> **Problem to work on**
Copy out all lines where "Buijs" appears.

> **Lines of data**

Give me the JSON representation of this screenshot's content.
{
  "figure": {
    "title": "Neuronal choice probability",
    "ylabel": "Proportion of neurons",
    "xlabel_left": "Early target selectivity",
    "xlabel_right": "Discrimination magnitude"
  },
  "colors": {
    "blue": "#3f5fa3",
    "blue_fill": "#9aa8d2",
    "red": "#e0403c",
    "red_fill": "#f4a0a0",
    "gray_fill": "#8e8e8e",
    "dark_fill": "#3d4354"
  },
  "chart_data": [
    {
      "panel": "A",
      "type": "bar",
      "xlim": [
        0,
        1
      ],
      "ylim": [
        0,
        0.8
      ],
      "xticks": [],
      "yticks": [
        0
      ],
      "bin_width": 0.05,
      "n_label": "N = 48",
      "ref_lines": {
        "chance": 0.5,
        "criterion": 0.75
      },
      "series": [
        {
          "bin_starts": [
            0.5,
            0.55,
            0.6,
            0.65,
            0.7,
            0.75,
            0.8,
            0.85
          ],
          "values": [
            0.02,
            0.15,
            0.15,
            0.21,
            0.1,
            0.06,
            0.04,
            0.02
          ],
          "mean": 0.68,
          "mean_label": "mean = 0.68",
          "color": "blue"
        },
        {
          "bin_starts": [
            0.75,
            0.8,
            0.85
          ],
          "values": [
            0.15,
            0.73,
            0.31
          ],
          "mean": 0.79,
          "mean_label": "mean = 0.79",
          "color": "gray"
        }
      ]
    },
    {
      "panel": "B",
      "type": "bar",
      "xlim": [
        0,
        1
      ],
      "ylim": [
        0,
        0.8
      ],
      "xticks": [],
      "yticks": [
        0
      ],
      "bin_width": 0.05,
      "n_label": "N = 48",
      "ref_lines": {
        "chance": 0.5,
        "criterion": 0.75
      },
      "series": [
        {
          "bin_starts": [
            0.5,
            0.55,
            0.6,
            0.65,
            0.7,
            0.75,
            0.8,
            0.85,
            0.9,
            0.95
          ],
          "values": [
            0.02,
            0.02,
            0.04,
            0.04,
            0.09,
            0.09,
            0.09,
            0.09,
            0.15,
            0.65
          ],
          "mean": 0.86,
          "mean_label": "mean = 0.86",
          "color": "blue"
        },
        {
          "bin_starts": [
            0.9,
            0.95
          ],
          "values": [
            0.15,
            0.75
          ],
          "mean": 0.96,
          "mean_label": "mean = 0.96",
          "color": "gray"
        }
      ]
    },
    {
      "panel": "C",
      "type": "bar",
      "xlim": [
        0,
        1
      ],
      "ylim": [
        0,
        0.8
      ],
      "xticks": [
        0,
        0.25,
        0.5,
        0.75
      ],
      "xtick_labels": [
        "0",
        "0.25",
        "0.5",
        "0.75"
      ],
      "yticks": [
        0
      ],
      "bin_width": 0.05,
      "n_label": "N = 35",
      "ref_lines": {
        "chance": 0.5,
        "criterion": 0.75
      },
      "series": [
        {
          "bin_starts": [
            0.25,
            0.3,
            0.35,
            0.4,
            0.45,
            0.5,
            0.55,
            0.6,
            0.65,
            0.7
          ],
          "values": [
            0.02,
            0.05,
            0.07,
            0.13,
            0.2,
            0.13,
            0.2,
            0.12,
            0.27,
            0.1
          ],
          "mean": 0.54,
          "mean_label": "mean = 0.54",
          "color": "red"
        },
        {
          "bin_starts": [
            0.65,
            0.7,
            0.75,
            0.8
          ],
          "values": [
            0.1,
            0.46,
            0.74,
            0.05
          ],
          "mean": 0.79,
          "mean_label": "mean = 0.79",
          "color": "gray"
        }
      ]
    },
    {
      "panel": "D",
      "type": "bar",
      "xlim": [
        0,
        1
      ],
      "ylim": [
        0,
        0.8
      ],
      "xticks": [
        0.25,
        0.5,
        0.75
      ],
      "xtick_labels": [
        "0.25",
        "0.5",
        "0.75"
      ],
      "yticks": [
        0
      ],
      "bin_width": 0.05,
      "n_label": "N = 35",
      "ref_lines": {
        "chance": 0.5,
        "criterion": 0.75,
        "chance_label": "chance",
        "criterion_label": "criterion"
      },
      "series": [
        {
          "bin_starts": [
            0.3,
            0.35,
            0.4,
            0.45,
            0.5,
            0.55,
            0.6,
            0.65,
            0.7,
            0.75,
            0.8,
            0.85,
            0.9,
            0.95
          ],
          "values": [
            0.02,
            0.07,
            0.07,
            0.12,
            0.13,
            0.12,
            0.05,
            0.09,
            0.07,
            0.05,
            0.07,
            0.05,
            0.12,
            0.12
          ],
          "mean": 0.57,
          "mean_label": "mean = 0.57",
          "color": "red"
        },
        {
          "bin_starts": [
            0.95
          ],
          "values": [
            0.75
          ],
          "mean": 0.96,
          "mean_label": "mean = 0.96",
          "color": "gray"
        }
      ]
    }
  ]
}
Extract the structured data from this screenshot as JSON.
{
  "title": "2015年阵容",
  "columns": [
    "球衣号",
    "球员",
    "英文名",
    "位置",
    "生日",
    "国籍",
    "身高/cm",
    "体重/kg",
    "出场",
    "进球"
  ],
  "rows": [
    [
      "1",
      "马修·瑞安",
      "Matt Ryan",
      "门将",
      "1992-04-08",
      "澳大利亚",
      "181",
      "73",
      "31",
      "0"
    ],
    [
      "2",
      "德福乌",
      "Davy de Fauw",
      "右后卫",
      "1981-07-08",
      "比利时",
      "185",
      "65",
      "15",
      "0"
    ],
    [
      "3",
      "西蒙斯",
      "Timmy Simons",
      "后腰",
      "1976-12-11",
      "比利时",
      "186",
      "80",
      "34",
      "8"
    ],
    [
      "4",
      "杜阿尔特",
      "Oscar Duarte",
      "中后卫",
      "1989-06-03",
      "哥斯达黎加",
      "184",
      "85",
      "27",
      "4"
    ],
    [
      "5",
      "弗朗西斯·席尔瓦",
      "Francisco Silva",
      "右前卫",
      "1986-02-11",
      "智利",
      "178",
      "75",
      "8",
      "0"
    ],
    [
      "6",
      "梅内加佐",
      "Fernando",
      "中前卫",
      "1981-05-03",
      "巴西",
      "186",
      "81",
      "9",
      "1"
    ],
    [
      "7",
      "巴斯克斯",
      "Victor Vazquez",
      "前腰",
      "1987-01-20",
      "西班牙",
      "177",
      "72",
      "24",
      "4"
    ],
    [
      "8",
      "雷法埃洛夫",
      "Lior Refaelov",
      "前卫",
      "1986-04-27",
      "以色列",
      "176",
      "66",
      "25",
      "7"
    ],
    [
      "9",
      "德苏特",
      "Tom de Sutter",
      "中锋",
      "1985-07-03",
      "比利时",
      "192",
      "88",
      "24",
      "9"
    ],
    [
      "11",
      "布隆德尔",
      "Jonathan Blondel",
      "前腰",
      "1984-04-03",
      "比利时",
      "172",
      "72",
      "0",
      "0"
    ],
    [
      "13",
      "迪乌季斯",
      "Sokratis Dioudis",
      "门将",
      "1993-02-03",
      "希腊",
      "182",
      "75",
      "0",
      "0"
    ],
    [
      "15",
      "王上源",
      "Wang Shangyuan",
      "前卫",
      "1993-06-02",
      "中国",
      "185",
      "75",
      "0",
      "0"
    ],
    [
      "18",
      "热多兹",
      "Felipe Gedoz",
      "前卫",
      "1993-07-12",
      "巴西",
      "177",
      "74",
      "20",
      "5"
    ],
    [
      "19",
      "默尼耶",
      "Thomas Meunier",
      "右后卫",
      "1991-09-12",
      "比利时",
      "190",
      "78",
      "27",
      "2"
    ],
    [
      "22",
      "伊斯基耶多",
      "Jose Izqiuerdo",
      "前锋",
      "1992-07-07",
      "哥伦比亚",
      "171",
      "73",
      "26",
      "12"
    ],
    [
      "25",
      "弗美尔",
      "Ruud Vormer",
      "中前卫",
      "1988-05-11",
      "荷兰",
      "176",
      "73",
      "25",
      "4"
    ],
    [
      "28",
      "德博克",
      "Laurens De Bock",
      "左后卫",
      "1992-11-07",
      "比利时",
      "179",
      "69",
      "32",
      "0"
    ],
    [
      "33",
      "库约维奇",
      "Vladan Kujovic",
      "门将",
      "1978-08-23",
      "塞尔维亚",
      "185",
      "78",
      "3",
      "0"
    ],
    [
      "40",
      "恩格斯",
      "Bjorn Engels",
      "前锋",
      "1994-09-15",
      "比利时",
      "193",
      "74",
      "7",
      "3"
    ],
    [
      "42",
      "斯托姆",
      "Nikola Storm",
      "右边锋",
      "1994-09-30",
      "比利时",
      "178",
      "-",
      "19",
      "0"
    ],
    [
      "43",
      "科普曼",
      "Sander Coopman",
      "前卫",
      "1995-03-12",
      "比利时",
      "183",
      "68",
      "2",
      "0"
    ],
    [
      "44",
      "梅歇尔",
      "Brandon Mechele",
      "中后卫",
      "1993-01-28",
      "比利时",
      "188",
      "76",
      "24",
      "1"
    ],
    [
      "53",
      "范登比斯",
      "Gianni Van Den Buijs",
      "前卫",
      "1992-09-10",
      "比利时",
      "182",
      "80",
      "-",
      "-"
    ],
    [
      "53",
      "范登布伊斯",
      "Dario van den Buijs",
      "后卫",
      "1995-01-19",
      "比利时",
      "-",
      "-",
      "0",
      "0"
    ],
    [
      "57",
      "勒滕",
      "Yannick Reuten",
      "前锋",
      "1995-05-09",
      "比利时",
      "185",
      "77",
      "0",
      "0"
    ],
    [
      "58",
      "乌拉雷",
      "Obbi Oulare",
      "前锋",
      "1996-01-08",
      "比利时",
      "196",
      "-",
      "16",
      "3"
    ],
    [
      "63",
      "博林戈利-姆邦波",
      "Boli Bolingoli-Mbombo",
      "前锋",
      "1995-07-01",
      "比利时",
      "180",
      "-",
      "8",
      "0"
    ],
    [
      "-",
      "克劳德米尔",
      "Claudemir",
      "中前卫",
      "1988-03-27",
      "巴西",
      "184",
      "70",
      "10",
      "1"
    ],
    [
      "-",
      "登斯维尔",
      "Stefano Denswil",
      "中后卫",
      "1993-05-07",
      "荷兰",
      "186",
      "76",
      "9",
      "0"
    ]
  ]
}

> **Reply to the task**
      "Gianni Van Den Buijs",
      "Dario van den Buijs",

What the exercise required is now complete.